[Rows from a figure dataset]
+ + + + + + +

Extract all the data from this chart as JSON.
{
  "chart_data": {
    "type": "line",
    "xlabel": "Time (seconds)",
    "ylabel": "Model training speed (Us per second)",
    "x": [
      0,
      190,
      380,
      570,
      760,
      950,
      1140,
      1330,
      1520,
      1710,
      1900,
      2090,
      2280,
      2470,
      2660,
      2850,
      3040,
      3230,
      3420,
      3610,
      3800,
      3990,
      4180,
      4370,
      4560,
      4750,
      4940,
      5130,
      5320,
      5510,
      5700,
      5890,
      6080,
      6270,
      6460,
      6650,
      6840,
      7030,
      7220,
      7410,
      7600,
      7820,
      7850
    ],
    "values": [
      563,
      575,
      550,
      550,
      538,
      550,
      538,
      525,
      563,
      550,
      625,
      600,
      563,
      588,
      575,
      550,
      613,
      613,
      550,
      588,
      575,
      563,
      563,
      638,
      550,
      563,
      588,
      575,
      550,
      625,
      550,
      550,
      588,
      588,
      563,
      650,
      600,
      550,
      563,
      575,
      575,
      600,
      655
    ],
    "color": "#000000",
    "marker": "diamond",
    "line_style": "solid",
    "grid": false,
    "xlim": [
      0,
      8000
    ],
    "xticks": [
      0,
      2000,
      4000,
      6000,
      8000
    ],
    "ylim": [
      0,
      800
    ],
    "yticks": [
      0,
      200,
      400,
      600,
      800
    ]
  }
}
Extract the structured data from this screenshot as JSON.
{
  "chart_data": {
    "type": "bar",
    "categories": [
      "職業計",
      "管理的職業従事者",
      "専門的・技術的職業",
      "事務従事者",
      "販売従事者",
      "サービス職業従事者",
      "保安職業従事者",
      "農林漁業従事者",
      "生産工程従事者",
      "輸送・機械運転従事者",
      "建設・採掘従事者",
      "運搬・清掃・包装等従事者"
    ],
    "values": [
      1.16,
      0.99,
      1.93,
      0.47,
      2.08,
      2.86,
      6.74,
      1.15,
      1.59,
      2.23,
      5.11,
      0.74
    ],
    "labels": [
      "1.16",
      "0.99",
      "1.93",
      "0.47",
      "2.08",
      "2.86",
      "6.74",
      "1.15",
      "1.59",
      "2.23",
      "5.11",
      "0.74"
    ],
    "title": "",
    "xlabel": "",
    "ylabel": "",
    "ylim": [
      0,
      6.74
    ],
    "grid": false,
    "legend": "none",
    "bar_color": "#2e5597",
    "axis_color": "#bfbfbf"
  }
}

+ + + + + + +

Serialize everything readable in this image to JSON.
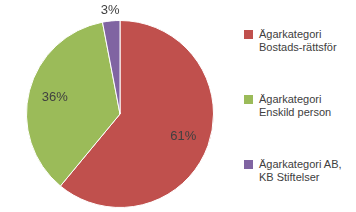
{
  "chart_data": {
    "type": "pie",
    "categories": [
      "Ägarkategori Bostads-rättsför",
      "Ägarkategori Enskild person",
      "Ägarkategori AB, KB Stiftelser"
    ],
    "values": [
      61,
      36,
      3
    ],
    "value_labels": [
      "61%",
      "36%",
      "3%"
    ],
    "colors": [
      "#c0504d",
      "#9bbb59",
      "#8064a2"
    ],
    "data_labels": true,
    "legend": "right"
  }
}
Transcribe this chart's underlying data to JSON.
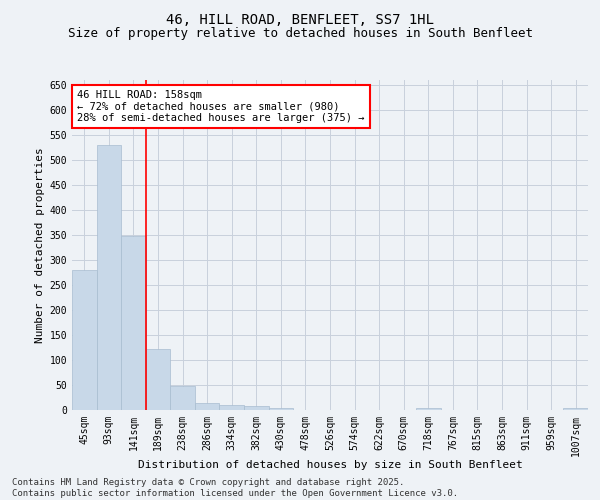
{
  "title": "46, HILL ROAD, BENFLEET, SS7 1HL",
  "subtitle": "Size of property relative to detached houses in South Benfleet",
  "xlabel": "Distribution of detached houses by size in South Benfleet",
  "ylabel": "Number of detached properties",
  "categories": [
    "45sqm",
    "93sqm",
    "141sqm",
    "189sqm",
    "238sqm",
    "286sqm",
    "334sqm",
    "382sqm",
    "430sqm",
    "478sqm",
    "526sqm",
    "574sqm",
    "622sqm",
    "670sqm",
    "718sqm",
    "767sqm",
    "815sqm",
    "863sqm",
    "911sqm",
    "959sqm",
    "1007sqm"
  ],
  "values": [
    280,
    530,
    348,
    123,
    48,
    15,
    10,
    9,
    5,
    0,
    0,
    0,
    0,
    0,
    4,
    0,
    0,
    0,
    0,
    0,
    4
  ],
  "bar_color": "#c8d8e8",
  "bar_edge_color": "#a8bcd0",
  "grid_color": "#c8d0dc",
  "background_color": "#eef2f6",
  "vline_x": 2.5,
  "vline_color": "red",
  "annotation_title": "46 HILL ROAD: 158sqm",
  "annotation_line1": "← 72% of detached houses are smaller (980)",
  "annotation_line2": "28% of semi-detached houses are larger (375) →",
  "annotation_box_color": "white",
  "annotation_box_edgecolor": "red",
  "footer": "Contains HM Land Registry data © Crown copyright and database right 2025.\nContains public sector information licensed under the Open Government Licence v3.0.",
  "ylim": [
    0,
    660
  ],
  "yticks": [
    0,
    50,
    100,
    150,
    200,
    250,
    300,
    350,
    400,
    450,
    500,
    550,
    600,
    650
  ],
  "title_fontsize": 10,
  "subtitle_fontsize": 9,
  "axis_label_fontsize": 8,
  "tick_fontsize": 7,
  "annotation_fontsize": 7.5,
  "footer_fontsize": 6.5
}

+ + + + + + +

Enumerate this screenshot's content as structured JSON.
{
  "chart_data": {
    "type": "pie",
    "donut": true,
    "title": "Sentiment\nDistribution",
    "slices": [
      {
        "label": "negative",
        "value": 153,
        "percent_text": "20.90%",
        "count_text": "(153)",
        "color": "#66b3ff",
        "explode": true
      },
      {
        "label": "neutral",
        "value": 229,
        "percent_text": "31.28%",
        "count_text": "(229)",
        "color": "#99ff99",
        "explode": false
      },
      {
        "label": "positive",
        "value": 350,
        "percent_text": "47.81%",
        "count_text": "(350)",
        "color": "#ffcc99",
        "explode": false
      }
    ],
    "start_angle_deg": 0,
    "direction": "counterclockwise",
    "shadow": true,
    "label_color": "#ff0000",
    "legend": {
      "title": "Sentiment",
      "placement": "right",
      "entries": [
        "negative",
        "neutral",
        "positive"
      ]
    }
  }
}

+ + + + + + +

__Instructions to follow__
Go through the listing above and return every line where the word "true" occurs.

__Output of the task__
    "data_labels": true,
    "donut": true,
        "explode": true
    "shadow": true,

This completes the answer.